Dataset extract:
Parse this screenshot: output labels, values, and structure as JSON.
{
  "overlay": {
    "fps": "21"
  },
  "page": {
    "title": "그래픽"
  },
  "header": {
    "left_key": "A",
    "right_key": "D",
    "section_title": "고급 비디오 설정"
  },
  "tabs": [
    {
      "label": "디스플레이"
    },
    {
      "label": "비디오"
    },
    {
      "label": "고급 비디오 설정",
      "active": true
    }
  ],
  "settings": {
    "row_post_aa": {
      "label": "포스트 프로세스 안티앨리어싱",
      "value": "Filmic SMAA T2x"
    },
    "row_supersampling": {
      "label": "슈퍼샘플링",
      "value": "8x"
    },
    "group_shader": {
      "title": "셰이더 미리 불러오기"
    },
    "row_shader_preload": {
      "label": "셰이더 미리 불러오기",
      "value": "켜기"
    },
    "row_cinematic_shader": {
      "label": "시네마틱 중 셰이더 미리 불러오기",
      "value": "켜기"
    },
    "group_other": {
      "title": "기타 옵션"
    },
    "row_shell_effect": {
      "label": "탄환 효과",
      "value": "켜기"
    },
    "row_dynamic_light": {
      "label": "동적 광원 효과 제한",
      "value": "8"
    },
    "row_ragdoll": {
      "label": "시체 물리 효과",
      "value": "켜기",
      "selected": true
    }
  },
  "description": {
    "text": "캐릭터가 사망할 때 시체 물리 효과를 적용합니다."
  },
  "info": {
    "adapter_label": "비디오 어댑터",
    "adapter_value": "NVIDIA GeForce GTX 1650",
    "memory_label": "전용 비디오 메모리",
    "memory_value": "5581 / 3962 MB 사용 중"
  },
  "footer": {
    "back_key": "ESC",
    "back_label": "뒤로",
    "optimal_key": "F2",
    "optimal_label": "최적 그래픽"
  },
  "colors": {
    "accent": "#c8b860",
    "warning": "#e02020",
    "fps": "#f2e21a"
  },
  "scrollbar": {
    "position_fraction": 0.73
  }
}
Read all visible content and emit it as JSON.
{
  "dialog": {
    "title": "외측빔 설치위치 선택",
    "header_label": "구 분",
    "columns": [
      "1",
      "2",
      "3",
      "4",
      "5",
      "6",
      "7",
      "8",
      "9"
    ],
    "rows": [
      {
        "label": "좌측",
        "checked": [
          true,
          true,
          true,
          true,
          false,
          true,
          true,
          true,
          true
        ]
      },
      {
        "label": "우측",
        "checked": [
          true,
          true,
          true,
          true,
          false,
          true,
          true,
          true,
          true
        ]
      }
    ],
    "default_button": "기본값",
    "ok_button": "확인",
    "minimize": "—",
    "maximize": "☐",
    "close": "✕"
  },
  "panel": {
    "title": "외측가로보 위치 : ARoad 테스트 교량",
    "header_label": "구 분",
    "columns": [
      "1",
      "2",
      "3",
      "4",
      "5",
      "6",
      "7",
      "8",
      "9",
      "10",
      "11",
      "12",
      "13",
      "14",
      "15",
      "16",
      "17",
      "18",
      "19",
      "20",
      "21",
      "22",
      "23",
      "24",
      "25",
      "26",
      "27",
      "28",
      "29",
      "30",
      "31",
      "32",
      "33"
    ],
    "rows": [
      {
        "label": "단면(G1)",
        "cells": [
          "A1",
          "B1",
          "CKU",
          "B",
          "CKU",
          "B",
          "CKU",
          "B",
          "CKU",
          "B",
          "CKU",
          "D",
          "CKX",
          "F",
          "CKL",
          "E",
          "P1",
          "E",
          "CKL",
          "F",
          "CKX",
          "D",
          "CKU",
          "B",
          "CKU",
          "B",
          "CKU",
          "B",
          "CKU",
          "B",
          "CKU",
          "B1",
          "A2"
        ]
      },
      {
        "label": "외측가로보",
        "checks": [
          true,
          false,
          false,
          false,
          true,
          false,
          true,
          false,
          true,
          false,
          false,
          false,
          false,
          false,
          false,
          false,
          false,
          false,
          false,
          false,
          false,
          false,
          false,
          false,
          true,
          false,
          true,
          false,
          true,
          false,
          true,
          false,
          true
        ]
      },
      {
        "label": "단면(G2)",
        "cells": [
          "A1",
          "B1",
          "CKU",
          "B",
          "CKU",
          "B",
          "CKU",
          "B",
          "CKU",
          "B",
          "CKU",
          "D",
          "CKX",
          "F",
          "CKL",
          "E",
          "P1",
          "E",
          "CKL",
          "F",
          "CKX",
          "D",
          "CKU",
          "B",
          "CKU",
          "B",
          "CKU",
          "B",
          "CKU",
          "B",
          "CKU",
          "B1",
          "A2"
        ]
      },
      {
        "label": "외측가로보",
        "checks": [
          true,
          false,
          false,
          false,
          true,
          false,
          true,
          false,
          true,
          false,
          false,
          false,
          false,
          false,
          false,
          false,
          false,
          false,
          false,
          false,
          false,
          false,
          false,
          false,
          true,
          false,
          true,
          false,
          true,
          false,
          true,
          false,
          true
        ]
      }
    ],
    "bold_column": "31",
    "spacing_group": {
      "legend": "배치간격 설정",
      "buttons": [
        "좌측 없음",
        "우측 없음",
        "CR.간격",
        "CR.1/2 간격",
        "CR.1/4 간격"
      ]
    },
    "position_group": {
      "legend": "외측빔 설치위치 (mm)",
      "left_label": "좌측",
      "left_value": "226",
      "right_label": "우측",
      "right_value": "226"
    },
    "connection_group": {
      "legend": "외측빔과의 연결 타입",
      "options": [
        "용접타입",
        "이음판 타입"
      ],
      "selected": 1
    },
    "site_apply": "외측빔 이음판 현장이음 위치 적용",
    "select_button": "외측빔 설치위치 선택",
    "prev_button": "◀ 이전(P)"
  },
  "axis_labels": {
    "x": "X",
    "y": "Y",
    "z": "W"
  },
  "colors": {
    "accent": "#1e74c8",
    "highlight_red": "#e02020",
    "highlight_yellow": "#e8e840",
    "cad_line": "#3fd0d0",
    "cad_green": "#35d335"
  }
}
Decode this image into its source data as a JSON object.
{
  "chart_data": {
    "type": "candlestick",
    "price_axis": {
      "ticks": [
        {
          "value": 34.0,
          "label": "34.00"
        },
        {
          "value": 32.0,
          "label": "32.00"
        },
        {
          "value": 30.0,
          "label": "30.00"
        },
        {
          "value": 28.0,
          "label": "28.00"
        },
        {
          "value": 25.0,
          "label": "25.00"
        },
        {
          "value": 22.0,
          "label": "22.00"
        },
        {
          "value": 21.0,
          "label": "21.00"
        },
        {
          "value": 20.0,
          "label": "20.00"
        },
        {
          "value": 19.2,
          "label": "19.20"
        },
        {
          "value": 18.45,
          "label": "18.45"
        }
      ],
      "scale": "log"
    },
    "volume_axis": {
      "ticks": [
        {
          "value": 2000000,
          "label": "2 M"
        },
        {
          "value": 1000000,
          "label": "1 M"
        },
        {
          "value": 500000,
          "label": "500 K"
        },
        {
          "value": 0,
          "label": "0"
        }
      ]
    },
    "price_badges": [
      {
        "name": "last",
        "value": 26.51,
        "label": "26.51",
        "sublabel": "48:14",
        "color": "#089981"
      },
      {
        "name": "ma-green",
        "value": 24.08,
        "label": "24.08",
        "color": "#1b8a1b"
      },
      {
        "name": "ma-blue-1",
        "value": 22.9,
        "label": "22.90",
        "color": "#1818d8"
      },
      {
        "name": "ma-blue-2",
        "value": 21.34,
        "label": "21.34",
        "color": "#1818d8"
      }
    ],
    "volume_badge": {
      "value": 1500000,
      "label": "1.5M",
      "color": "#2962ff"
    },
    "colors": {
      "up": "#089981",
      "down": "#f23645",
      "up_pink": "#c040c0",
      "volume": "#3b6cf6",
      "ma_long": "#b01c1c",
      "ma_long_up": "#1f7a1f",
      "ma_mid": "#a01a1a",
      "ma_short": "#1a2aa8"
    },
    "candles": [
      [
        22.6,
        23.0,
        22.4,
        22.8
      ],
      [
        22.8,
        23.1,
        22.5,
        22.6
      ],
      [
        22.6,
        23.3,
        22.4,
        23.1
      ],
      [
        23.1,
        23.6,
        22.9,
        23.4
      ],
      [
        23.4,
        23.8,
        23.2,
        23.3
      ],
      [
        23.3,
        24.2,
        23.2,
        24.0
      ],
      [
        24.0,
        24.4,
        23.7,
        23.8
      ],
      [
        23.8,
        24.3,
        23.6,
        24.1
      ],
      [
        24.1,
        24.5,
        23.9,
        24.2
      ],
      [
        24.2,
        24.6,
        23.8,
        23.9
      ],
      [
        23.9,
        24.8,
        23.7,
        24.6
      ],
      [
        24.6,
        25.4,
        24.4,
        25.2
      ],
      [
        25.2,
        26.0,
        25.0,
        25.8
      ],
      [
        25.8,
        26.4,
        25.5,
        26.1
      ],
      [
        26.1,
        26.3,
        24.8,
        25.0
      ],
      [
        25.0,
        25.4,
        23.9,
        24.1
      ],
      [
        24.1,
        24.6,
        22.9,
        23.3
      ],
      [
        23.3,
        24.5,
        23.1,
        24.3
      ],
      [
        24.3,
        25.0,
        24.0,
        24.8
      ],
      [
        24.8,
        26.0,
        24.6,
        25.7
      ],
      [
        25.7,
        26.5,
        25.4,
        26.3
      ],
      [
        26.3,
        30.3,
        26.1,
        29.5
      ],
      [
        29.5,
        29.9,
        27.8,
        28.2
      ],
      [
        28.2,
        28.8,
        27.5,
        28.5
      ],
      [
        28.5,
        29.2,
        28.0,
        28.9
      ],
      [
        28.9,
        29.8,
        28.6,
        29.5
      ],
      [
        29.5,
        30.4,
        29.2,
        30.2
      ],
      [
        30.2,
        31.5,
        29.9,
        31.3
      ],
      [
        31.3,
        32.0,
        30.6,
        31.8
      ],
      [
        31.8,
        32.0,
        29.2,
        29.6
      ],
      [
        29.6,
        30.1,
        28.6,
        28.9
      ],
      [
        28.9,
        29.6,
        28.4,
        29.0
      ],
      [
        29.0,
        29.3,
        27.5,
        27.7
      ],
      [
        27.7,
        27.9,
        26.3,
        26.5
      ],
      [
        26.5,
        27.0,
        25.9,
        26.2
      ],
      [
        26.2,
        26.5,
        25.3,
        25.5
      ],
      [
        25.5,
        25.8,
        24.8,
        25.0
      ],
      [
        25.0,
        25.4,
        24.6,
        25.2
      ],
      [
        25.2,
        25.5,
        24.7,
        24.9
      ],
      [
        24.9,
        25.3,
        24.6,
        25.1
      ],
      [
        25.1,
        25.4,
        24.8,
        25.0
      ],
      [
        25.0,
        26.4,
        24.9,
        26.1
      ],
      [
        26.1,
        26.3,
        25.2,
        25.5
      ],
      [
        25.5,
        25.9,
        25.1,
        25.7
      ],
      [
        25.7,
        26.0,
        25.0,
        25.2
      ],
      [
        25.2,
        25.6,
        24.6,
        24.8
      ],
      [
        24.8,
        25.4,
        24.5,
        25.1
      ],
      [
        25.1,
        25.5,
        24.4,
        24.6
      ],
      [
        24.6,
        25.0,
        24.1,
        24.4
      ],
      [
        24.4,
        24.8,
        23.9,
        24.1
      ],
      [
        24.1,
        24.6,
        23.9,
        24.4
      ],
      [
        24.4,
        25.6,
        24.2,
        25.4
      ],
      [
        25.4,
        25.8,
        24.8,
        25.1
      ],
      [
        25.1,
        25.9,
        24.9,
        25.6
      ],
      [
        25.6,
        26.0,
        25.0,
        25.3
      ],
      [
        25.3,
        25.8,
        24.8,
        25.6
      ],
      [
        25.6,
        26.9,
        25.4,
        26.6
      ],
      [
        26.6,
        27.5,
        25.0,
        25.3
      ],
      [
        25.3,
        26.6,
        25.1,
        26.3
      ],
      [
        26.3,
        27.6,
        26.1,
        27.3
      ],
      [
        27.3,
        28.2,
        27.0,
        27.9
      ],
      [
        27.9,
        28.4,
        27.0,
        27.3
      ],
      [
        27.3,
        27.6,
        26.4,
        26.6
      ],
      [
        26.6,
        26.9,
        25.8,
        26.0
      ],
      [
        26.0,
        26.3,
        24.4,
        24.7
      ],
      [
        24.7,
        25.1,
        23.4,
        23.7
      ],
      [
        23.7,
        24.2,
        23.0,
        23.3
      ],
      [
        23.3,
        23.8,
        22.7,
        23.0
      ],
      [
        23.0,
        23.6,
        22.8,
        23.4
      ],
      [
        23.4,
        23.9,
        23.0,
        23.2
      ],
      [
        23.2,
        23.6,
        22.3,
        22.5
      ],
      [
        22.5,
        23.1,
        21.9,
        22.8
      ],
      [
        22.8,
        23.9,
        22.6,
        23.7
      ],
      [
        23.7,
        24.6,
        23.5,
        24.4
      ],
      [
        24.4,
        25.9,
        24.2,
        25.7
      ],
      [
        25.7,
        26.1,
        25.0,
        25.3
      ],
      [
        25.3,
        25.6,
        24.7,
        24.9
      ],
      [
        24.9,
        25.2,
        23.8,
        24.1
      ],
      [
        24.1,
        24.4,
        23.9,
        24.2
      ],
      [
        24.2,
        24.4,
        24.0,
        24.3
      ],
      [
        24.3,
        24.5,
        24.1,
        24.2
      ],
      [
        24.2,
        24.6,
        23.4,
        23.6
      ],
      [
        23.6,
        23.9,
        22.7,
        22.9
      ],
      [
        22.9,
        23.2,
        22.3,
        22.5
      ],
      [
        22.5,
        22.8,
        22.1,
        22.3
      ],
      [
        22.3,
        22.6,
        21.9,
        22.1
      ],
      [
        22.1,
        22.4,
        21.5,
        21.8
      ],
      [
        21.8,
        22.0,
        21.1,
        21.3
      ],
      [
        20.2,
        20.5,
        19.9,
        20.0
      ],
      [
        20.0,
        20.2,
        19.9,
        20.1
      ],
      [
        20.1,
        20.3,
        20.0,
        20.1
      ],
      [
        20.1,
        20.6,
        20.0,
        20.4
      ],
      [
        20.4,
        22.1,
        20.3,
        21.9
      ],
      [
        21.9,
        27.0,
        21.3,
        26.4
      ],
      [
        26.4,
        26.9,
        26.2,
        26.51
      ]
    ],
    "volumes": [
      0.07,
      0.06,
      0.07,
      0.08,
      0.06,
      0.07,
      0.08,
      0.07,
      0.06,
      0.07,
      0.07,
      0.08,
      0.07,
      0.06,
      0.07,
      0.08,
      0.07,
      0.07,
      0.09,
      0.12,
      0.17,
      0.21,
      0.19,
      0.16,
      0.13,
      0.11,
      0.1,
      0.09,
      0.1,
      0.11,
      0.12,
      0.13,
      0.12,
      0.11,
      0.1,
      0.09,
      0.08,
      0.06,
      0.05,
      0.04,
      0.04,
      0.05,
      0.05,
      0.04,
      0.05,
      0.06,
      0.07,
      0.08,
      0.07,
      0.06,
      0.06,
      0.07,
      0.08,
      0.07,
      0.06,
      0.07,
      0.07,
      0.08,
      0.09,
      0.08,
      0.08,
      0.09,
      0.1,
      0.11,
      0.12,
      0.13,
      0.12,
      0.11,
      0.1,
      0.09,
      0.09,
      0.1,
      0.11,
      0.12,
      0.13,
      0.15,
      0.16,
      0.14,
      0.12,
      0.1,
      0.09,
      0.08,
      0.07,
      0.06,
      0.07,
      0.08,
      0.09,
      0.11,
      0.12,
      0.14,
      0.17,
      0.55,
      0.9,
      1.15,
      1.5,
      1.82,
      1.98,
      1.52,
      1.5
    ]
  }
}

Written task: Show every line that contains the word "name".

Written solution:
        "name": "last",
        "name": "ma-green",
        "name": "ma-blue-1",
        "name": "ma-blue-2",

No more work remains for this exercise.